▸ Recorded data:
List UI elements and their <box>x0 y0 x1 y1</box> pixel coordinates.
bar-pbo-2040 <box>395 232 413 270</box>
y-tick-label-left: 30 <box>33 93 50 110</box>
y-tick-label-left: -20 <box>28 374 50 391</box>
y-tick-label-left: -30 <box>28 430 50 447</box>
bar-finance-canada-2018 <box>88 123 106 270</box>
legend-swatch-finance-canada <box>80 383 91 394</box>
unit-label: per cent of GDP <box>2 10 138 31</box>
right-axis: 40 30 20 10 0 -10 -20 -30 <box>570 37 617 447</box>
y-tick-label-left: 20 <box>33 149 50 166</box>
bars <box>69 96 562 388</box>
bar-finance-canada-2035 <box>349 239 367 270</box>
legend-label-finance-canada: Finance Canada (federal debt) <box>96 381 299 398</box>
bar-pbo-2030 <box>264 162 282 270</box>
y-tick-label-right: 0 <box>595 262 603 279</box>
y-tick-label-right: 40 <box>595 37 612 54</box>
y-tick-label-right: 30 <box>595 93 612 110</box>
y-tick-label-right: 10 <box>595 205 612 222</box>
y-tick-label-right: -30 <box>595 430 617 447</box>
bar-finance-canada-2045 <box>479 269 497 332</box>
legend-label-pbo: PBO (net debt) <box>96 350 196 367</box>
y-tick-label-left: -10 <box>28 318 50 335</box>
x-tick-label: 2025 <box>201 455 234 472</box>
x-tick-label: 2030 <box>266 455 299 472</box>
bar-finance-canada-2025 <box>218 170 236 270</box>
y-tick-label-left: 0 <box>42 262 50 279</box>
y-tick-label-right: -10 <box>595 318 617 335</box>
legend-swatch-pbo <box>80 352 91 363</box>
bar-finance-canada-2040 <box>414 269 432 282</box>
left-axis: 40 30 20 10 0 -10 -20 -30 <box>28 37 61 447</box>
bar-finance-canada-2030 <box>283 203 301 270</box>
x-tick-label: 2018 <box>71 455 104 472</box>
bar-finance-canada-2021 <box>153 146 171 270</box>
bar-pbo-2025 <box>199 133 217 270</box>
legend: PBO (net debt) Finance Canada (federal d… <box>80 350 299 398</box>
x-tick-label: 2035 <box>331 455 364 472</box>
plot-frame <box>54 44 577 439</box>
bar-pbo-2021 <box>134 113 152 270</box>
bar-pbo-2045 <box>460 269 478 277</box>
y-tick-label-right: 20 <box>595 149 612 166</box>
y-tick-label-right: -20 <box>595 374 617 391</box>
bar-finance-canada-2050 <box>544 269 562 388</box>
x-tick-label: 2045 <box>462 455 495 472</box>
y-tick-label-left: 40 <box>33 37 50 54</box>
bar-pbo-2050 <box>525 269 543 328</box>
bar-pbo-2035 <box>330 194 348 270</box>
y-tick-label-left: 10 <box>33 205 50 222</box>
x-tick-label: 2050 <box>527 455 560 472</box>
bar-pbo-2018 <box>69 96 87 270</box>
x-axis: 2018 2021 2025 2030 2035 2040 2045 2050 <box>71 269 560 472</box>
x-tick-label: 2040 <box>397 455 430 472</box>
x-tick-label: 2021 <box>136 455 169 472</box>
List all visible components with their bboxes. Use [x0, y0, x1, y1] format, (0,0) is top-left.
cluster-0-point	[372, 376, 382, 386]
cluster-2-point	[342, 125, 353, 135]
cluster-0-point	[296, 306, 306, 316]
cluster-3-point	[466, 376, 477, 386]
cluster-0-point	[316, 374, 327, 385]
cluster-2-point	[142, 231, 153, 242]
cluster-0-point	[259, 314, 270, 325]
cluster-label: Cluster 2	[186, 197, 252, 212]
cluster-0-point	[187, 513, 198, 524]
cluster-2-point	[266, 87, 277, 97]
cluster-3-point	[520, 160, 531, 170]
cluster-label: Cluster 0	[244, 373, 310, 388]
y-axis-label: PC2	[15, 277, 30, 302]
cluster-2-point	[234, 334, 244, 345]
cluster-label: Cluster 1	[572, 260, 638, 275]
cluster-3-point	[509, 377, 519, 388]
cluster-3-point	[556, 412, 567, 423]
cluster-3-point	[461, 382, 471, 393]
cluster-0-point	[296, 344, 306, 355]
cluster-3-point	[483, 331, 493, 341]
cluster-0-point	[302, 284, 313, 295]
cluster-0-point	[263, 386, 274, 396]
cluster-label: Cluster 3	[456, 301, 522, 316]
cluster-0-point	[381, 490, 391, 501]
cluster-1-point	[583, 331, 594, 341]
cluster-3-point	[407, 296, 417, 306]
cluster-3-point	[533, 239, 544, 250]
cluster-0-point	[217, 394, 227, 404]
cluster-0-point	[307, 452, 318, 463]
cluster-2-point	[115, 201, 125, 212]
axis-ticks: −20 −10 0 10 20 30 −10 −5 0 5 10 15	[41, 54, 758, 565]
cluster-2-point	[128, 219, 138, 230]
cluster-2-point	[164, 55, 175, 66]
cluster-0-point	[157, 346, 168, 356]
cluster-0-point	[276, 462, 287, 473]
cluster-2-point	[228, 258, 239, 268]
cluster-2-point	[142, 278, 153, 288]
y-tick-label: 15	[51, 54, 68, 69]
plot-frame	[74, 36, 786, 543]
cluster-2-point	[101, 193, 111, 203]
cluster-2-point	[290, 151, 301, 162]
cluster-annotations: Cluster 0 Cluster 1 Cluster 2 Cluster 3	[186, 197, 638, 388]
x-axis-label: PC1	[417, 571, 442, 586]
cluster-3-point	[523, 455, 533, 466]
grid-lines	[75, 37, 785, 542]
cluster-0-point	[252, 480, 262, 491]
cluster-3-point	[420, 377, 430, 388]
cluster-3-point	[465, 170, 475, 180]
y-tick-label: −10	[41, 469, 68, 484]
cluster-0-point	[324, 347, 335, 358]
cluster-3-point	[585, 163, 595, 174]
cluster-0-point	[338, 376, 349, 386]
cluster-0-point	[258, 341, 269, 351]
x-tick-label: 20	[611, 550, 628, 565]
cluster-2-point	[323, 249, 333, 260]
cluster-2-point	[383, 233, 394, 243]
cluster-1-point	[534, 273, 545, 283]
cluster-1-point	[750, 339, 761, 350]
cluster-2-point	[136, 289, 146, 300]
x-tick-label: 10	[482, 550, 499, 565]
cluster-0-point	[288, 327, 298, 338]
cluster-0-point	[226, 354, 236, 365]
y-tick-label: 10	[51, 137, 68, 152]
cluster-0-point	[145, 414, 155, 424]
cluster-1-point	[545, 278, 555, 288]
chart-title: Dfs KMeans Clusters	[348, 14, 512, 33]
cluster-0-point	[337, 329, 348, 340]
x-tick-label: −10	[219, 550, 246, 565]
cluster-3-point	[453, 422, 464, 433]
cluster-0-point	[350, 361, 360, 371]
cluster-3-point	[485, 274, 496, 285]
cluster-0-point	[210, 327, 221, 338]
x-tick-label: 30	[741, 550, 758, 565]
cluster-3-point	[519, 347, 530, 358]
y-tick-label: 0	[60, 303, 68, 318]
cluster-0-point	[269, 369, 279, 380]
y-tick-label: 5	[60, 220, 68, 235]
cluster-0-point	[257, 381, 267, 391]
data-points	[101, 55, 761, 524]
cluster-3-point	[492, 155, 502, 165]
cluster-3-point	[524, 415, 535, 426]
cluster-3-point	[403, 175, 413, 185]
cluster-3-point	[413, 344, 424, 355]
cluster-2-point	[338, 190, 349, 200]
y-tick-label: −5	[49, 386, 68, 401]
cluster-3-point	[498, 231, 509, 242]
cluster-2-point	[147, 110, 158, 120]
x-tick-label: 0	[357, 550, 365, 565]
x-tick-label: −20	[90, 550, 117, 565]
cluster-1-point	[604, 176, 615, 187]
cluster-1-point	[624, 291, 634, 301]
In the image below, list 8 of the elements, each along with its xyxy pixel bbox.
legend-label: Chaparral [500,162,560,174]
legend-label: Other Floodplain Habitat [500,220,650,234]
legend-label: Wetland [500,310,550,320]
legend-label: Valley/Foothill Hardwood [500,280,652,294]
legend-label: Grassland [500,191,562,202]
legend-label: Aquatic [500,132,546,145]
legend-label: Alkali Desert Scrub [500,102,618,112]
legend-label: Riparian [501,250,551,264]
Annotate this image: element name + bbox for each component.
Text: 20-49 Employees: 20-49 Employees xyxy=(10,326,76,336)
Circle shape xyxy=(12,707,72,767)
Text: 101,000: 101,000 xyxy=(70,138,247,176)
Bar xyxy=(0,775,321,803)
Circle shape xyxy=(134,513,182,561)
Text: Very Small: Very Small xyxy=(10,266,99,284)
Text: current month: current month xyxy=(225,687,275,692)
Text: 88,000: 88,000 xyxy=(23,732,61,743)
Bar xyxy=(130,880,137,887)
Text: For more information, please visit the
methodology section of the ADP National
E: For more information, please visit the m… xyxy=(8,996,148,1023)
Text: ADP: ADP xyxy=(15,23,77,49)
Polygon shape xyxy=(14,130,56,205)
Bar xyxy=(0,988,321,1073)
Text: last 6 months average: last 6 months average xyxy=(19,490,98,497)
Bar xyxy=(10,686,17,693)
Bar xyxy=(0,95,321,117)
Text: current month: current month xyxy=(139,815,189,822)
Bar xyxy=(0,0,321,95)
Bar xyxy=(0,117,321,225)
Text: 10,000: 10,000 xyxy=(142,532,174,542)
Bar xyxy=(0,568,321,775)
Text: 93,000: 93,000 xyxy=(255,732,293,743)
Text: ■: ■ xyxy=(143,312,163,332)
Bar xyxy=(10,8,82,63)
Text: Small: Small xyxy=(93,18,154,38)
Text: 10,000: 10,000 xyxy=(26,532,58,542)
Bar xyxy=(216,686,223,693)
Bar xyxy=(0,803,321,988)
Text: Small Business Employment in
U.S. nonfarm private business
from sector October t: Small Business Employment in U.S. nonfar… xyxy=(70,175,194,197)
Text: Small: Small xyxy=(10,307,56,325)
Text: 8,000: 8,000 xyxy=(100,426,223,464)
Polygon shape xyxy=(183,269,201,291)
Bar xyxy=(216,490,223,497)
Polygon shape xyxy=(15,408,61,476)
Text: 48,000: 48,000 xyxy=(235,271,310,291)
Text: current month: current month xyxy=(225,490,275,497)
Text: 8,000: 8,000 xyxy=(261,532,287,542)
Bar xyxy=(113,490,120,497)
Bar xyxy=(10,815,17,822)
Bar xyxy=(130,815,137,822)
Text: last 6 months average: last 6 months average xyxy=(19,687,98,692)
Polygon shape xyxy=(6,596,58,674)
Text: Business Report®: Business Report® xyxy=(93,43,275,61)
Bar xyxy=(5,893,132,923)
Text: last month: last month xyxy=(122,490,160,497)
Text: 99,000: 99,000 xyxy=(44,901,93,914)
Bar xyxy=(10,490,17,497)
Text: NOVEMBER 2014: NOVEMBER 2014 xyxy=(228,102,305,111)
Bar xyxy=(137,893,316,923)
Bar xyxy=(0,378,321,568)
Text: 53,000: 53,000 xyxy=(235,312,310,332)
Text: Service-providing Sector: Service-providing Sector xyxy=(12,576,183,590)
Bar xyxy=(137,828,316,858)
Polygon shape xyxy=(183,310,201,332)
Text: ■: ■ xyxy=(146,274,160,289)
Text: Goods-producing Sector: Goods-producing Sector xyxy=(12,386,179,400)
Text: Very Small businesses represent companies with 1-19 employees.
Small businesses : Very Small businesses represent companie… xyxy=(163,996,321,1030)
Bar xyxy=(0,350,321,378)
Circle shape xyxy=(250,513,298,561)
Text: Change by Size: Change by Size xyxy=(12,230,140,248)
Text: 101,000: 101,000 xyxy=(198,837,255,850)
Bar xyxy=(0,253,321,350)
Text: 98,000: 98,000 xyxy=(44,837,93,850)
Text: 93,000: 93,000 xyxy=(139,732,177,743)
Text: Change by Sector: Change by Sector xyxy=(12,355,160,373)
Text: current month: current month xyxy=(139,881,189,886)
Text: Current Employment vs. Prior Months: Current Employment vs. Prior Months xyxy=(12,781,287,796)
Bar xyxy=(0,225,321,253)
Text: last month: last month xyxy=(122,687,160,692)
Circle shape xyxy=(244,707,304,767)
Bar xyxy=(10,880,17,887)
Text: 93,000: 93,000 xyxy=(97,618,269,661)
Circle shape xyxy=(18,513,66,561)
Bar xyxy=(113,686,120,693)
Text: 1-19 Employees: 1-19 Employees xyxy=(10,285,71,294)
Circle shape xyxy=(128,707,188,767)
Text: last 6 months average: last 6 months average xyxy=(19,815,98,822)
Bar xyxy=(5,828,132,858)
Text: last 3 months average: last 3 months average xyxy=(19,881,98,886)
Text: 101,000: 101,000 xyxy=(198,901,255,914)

▸ The exercise:
Rewrite the stretch from the start of the items through the line containing "bar-pbo-2050 <box>525 269 543 328</box>", changing "per cent of GDP" to "percent of GDP" and leaving everything else as it is.

▸ Response for this exercise:
List UI elements and their <box>x0 y0 x1 y1</box> pixel coordinates.
bar-pbo-2040 <box>395 232 413 270</box>
y-tick-label-left: 30 <box>33 93 50 110</box>
y-tick-label-left: -20 <box>28 374 50 391</box>
y-tick-label-left: -30 <box>28 430 50 447</box>
bar-finance-canada-2018 <box>88 123 106 270</box>
legend-swatch-finance-canada <box>80 383 91 394</box>
unit-label: percent of GDP <box>2 10 138 31</box>
right-axis: 40 30 20 10 0 -10 -20 -30 <box>570 37 617 447</box>
y-tick-label-left: 20 <box>33 149 50 166</box>
bars <box>69 96 562 388</box>
bar-finance-canada-2035 <box>349 239 367 270</box>
legend-label-finance-canada: Finance Canada (federal debt) <box>96 381 299 398</box>
bar-pbo-2030 <box>264 162 282 270</box>
y-tick-label-right: 0 <box>595 262 603 279</box>
y-tick-label-right: 40 <box>595 37 612 54</box>
y-tick-label-right: 30 <box>595 93 612 110</box>
y-tick-label-right: 10 <box>595 205 612 222</box>
y-tick-label-right: -30 <box>595 430 617 447</box>
bar-finance-canada-2045 <box>479 269 497 332</box>
legend-label-pbo: PBO (net debt) <box>96 350 196 367</box>
y-tick-label-left: -10 <box>28 318 50 335</box>
x-tick-label: 2025 <box>201 455 234 472</box>
x-tick-label: 2030 <box>266 455 299 472</box>
bar-finance-canada-2025 <box>218 170 236 270</box>
y-tick-label-left: 0 <box>42 262 50 279</box>
y-tick-label-right: -10 <box>595 318 617 335</box>
legend-swatch-pbo <box>80 352 91 363</box>
bar-finance-canada-2040 <box>414 269 432 282</box>
left-axis: 40 30 20 10 0 -10 -20 -30 <box>28 37 61 447</box>
bar-finance-canada-2030 <box>283 203 301 270</box>
x-tick-label: 2018 <box>71 455 104 472</box>
bar-finance-canada-2021 <box>153 146 171 270</box>
bar-pbo-2025 <box>199 133 217 270</box>
legend: PBO (net debt) Finance Canada (federal d… <box>80 350 299 398</box>
x-tick-label: 2035 <box>331 455 364 472</box>
plot-frame <box>54 44 577 439</box>
bar-pbo-2021 <box>134 113 152 270</box>
bar-pbo-2045 <box>460 269 478 277</box>
y-tick-label-right: 20 <box>595 149 612 166</box>
y-tick-label-right: -20 <box>595 374 617 391</box>
bar-finance-canada-2050 <box>544 269 562 388</box>
x-tick-label: 2045 <box>462 455 495 472</box>
y-tick-label-left: 40 <box>33 37 50 54</box>
bar-pbo-2050 <box>525 269 543 328</box>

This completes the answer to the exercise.